**What is needed**
Count every line of these entries that holds the word "suffix", and reply with the number only.

**Records for this exercise**

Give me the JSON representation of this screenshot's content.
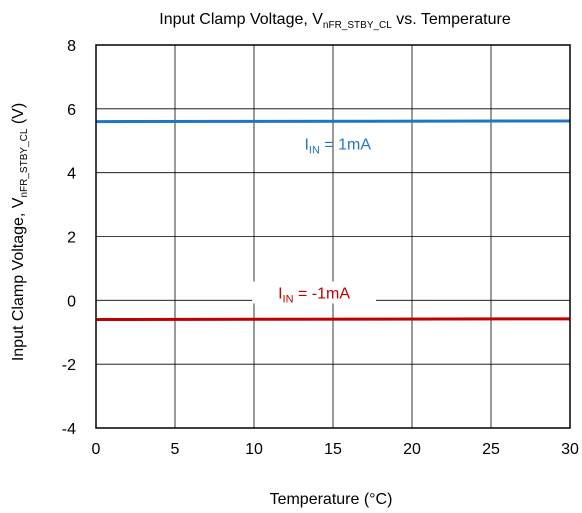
{
  "chart_data": {
    "type": "line",
    "title": {
      "prefix": "Input Clamp Voltage, V",
      "sub": "nFR_STBY_CL",
      "suffix": " vs. Temperature"
    },
    "xlabel": "Temperature (°C)",
    "ylabel": {
      "prefix": "Input Clamp Voltage, V",
      "sub": "nFR_STBY_CL",
      "suffix": " (V)"
    },
    "xlim": [
      0,
      30
    ],
    "ylim": [
      -4,
      8
    ],
    "xticks": [
      0,
      5,
      10,
      15,
      20,
      25,
      30
    ],
    "yticks": [
      -4,
      -2,
      0,
      2,
      4,
      6,
      8
    ],
    "grid": true,
    "series": [
      {
        "label": {
          "prefix": "I",
          "sub": "IN",
          "suffix": " = 1mA"
        },
        "color": "#1f77c4",
        "x": [
          0,
          30
        ],
        "y": [
          5.6,
          5.62
        ]
      },
      {
        "label": {
          "prefix": "I",
          "sub": "IN",
          "suffix": " = -1mA"
        },
        "color": "#c00000",
        "x": [
          0,
          30
        ],
        "y": [
          -0.6,
          -0.58
        ]
      }
    ]
  }
}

**Full response**
4